» Provided material
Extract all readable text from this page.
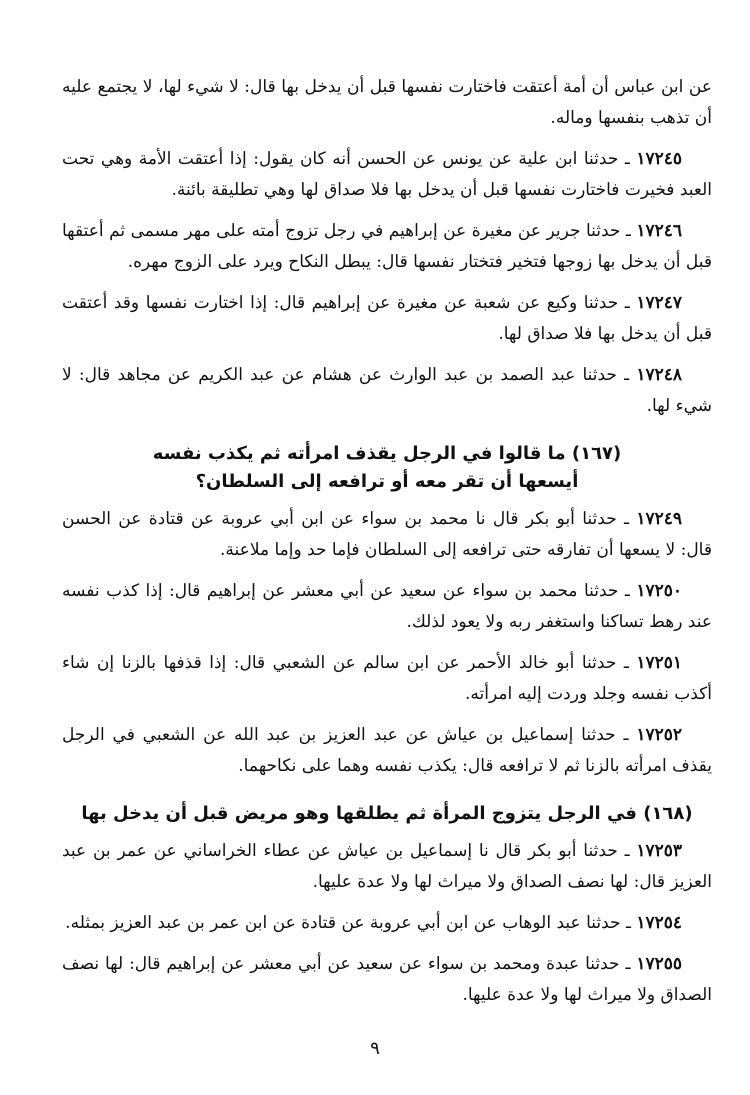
عن ابن عباس أن أمة أعتقت فاختارت نفسها قبل أن يدخل بها قال: لا شيء لها، لا يجتمع عليه أن تذهب بنفسها وماله.

١٧٢٤٥ ـ حدثنا ابن علية عن يونس عن الحسن أنه كان يقول: إذا أعتقت الأمة وهي تحت العبد فخيرت فاختارت نفسها قبل أن يدخل بها فلا صداق لها وهي تطليقة بائنة.

١٧٢٤٦ ـ حدثنا جرير عن مغيرة عن إبراهيم في رجل تزوج أمته على مهر مسمى ثم أعتقها قبل أن يدخل بها زوجها فتخير فتختار نفسها قال: يبطل النكاح ويرد على الزوج مهره.

١٧٢٤٧ ـ حدثنا وكيع عن شعبة عن مغيرة عن إبراهيم قال: إذا اختارت نفسها وقد أعتقت قبل أن يدخل بها فلا صداق لها.

١٧٢٤٨ ـ حدثنا عبد الصمد بن عبد الوارث عن هشام عن عبد الكريم عن مجاهد قال: لا شيء لها.

(١٦٧) ما قالوا في الرجل يقذف امرأته ثم يكذب نفسه
أيسعها أن تقر معه أو ترافعه إلى السلطان؟

١٧٢٤٩ ـ حدثنا أبو بكر قال نا محمد بن سواء عن ابن أبي عروبة عن قتادة عن الحسن قال: لا يسعها أن تفارقه حتى ترافعه إلى السلطان فإما حد وإما ملاعنة.

١٧٢٥٠ ـ حدثنا محمد بن سواء عن سعيد عن أبي معشر عن إبراهيم قال: إذا كذب نفسه عند رهط تساكنا واستغفر ربه ولا يعود لذلك.

١٧٢٥١ ـ حدثنا أبو خالد الأحمر عن ابن سالم عن الشعبي قال: إذا قذفها بالزنا إن شاء أكذب نفسه وجلد وردت إليه امرأته.

١٧٢٥٢ ـ حدثنا إسماعيل بن عياش عن عبد العزيز بن عبد الله عن الشعبي في الرجل يقذف امرأته بالزنا ثم لا ترافعه قال: يكذب نفسه وهما على نكاحهما.

(١٦٨) في الرجل يتزوج المرأة ثم يطلقها وهو مريض قبل أن يدخل بها

١٧٢٥٣ ـ حدثنا أبو بكر قال نا إسماعيل بن عياش عن عطاء الخراساني عن عمر بن عبد العزيز قال: لها نصف الصداق ولا ميراث لها ولا عدة عليها.

١٧٢٥٤ ـ حدثنا عبد الوهاب عن ابن أبي عروبة عن قتادة عن ابن عمر بن عبد العزيز بمثله.

١٧٢٥٥ ـ حدثنا عبدة ومحمد بن سواء عن سعيد عن أبي معشر عن إبراهيم قال: لها نصف الصداق ولا ميراث لها ولا عدة عليها.

٩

» Task statement
Copy each line of the listing that holds the word "نفسها".

» Correct result
عن ابن عباس أن أمة أعتقت فاختارت نفسها قبل أن يدخل بها قال: لا شيء لها، لا يجتمع عليه أن تذهب بنفسها وماله.
١٧٢٤٥ ـ حدثنا ابن علية عن يونس عن الحسن أنه كان يقول: إذا أعتقت الأمة وهي تحت العبد فخيرت فاختارت نفسها قبل أن يدخل بها فلا صداق لها وهي تطليقة بائنة.
١٧٢٤٦ ـ حدثنا جرير عن مغيرة عن إبراهيم في رجل تزوج أمته على مهر مسمى ثم أعتقها قبل أن يدخل بها زوجها فتخير فتختار نفسها قال: يبطل النكاح ويرد على الزوج مهره.
١٧٢٤٧ ـ حدثنا وكيع عن شعبة عن مغيرة عن إبراهيم قال: إذا اختارت نفسها وقد أعتقت قبل أن يدخل بها فلا صداق لها.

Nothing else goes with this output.